Below are several records. Retype exactly those lines running from the one with "Transcribe this image's" through the one with "What's the underlying", end lines included, and no others.

Start of DATASET CONTENT

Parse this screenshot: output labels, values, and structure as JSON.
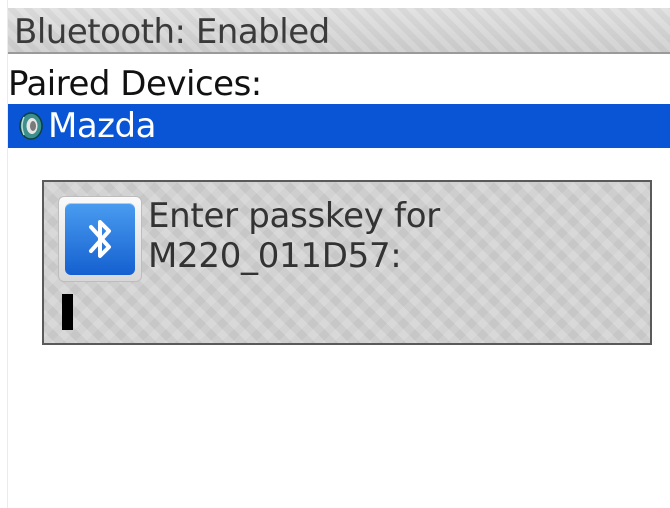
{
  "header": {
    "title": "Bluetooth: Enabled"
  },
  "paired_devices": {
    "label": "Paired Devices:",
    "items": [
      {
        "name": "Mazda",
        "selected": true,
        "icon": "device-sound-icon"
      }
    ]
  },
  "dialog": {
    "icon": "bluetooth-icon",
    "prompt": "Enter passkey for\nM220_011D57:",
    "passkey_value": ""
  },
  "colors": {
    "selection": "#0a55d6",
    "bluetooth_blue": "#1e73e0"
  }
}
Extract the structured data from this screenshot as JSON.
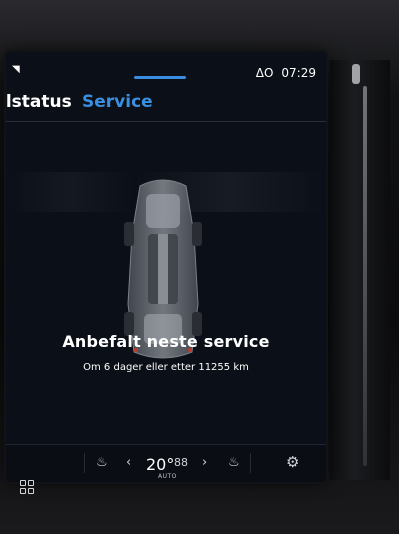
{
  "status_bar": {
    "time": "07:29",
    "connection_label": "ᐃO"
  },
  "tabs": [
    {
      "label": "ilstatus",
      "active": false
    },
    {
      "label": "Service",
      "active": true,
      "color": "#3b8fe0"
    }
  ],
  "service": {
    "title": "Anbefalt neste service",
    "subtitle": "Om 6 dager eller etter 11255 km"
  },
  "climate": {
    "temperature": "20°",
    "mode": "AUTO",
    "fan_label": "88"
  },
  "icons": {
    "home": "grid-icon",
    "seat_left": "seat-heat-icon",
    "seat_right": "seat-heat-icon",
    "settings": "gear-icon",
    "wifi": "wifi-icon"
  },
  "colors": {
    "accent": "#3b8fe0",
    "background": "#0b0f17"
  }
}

End of DATASET CONTENT
Start of DATASET CONTENT

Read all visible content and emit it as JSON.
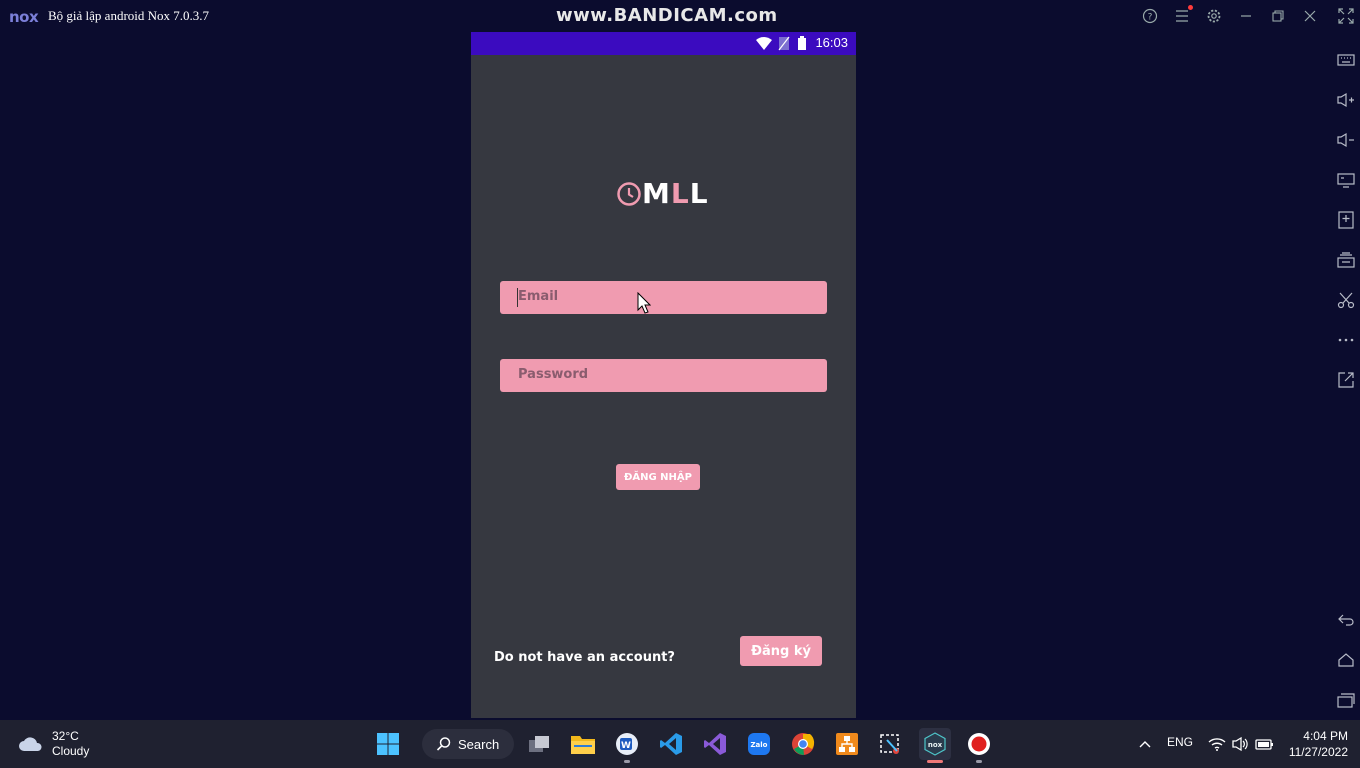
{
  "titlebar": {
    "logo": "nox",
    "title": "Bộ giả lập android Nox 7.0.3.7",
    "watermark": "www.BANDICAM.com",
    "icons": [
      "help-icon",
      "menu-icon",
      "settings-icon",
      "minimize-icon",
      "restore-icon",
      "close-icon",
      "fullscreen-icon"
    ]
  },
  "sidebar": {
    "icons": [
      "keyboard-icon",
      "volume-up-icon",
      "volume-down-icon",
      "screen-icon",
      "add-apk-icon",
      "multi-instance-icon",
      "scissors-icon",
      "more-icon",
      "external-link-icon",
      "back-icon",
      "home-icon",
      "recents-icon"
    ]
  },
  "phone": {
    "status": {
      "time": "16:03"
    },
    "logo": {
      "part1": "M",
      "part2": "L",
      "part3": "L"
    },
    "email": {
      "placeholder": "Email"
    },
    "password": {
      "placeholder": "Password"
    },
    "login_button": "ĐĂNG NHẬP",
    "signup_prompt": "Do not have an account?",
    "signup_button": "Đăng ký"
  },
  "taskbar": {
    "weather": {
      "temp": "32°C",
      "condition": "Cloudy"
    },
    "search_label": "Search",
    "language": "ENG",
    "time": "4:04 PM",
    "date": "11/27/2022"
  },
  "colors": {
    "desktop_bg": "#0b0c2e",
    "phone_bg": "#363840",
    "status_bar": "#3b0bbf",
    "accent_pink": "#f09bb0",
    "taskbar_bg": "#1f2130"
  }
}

End of DATASET CONTENT
Start of DATASET CONTENT

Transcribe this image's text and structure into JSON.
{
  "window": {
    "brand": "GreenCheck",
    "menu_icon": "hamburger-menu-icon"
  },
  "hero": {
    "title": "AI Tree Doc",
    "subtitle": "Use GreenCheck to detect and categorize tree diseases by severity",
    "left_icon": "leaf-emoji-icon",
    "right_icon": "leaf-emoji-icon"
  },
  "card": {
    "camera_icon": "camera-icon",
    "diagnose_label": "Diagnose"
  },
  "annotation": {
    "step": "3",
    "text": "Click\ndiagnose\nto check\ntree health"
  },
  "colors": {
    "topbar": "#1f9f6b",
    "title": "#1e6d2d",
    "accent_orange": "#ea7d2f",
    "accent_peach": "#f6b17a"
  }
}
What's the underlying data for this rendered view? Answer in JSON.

End of DATASET CONTENT

## CORRECT ANSWER
Transcribe this image's text and structure into JSON.
{
  "window": {
    "brand": "GreenCheck",
    "menu_icon": "hamburger-menu-icon"
  },
  "hero": {
    "title": "AI Tree Doc",
    "subtitle": "Use GreenCheck to detect and categorize tree diseases by severity",
    "left_icon": "leaf-emoji-icon",
    "right_icon": "leaf-emoji-icon"
  },
  "card": {
    "camera_icon": "camera-icon",
    "diagnose_label": "Diagnose"
  },
  "annotation": {
    "step": "3",
    "text": "Click\ndiagnose\nto check\ntree health"
  },
  "colors": {
    "topbar": "#1f9f6b",
    "title": "#1e6d2d",
    "accent_orange": "#ea7d2f",
    "accent_peach": "#f6b17a"
  }
}
What's the underlying data for this rendered view? Answer in JSON.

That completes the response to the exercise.